- _TASK INSTRUCTIONS_:
Would you repeat every line below exactly, please?

[Recorded data]
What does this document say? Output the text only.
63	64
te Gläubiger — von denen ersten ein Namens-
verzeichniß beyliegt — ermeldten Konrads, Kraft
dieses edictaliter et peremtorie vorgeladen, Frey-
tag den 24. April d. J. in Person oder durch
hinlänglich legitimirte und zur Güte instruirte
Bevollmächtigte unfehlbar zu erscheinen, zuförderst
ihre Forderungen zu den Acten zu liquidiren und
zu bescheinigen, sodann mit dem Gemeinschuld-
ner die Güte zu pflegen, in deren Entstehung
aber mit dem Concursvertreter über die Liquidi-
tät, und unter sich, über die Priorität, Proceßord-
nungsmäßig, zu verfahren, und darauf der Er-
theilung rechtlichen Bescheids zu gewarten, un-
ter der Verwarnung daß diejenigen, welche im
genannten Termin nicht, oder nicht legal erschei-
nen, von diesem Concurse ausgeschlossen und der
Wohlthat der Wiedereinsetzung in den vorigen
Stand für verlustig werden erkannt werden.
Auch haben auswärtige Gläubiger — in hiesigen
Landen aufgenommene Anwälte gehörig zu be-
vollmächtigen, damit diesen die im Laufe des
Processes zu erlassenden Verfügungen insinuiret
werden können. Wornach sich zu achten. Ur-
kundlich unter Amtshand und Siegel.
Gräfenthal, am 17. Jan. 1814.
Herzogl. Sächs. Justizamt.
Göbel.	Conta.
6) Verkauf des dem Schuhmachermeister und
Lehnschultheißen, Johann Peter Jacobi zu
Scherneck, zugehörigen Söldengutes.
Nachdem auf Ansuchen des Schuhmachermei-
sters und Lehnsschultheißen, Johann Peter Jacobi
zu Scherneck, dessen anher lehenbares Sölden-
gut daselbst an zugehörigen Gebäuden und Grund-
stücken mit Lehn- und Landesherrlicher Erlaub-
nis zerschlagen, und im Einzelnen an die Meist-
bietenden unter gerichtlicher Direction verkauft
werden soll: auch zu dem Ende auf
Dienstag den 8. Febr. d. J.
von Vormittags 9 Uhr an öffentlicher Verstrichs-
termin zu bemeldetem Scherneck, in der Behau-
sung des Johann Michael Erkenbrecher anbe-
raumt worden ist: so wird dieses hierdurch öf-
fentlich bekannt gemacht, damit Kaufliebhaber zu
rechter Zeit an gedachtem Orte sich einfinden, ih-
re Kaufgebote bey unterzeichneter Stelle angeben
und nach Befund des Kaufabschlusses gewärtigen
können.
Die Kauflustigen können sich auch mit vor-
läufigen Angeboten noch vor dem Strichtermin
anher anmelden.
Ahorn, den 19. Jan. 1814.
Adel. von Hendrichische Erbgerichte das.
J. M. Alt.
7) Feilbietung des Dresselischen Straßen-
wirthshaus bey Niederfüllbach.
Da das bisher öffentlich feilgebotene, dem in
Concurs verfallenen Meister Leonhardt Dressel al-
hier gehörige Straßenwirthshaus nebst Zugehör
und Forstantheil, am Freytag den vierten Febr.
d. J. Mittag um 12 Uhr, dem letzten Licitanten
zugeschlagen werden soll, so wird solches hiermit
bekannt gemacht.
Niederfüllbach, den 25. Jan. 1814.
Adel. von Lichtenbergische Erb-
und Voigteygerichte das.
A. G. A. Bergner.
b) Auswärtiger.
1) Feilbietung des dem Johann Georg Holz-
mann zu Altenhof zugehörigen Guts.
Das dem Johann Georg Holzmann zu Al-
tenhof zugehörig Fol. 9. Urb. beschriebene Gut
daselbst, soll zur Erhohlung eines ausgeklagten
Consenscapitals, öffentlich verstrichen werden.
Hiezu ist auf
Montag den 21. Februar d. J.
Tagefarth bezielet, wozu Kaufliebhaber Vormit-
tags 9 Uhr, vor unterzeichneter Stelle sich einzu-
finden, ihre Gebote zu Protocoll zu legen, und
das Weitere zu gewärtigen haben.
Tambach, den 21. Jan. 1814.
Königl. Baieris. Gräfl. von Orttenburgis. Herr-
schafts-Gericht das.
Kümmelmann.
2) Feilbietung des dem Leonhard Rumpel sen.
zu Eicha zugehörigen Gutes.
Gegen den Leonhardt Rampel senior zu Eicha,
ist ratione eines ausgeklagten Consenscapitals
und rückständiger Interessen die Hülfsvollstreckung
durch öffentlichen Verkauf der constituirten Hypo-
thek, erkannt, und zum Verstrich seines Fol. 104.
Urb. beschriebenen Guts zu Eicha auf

- _SOLUTION TO THIS PROBLEM_:
What does this document say? Output the text only.
63	64
te Gläubiger — von denen ersten ein Namens-
verzeichniß beyliegt — ermeldten Konrads, Kraft
dieses edictaliter et peremtorie vorgeladen, Frey-
tag den 24. April d. J. in Person oder durch
hinlänglich legitimirte und zur Güte instruirte
Bevollmächtigte unfehlbar zu erscheinen, zuförderst
ihre Forderungen zu den Acten zu liquidiren und
zu bescheinigen, sodann mit dem Gemeinschuld-
ner die Güte zu pflegen, in deren Entstehung
aber mit dem Concursvertreter über die Liquidi-
tät, und unter sich, über die Priorität, Proceßord-
nungsmäßig, zu verfahren, und darauf der Er-
theilung rechtlichen Bescheids zu gewarten, un-
ter der Verwarnung daß diejenigen, welche im
genannten Termin nicht, oder nicht legal erschei-
nen, von diesem Concurse ausgeschlossen und der
Wohlthat der Wiedereinsetzung in den vorigen
Stand für verlustig werden erkannt werden.
Auch haben auswärtige Gläubiger — in hiesigen
Landen aufgenommene Anwälte gehörig zu be-
vollmächtigen, damit diesen die im Laufe des
Processes zu erlassenden Verfügungen insinuiret
werden können. Wornach sich zu achten. Ur-
kundlich unter Amtshand und Siegel.
Gräfenthal, am 17. Jan. 1814.
Herzogl. Sächs. Justizamt.
Göbel.	Conta.
6) Verkauf des dem Schuhmachermeister und
Lehnschultheißen, Johann Peter Jacobi zu
Scherneck, zugehörigen Söldengutes.
Nachdem auf Ansuchen des Schuhmachermei-
sters und Lehnsschultheißen, Johann Peter Jacobi
zu Scherneck, dessen anher lehenbares Sölden-
gut daselbst an zugehörigen Gebäuden und Grund-
stücken mit Lehn- und Landesherrlicher Erlaub-
nis zerschlagen, und im Einzelnen an die Meist-
bietenden unter gerichtlicher Direction verkauft
werden soll: auch zu dem Ende auf
Dienstag den 8. Febr. d. J.
von Vormittags 9 Uhr an öffentlicher Verstrichs-
termin zu bemeldetem Scherneck, in der Behau-
sung des Johann Michael Erkenbrecher anbe-
raumt worden ist: so wird dieses hierdurch öf-
fentlich bekannt gemacht, damit Kaufliebhaber zu
rechter Zeit an gedachtem Orte sich einfinden, ih-
re Kaufgebote bey unterzeichneter Stelle angeben
und nach Befund des Kaufabschlusses gewärtigen
können.
Die Kauflustigen können sich auch mit vor-
läufigen Angeboten noch vor dem Strichtermin
anher anmelden.
Ahorn, den 19. Jan. 1814.
Adel. von Hendrichische Erbgerichte das.
J. M. Alt.
7) Feilbietung des Dresselischen Straßen-
wirthshaus bey Niederfüllbach.
Da das bisher öffentlich feilgebotene, dem in
Concurs verfallenen Meister Leonhardt Dressel al-
hier gehörige Straßenwirthshaus nebst Zugehör
und Forstantheil, am Freytag den vierten Febr.
d. J. Mittag um 12 Uhr, dem letzten Licitanten
zugeschlagen werden soll, so wird solches hiermit
bekannt gemacht.
Niederfüllbach, den 25. Jan. 1814.
Adel. von Lichtenbergische Erb-
und Voigteygerichte das.
A. G. A. Bergner.
b) Auswärtiger.
1) Feilbietung des dem Johann Georg Holz-
mann zu Altenhof zugehörigen Guts.
Das dem Johann Georg Holzmann zu Al-
tenhof zugehörig Fol. 9. Urb. beschriebene Gut
daselbst, soll zur Erhohlung eines ausgeklagten
Consenscapitals, öffentlich verstrichen werden.
Hiezu ist auf
Montag den 21. Februar d. J.
Tagefarth bezielet, wozu Kaufliebhaber Vormit-
tags 9 Uhr, vor unterzeichneter Stelle sich einzu-
finden, ihre Gebote zu Protocoll zu legen, und
das Weitere zu gewärtigen haben.
Tambach, den 21. Jan. 1814.
Königl. Baieris. Gräfl. von Orttenburgis. Herr-
schafts-Gericht das.
Kümmelmann.
2) Feilbietung des dem Leonhard Rumpel sen.
zu Eicha zugehörigen Gutes.
Gegen den Leonhardt Rampel senior zu Eicha,
ist ratione eines ausgeklagten Consenscapitals
und rückständiger Interessen die Hülfsvollstreckung
durch öffentlichen Verkauf der constituirten Hypo-
thek, erkannt, und zum Verstrich seines Fol. 104.
Urb. beschriebenen Guts zu Eicha auf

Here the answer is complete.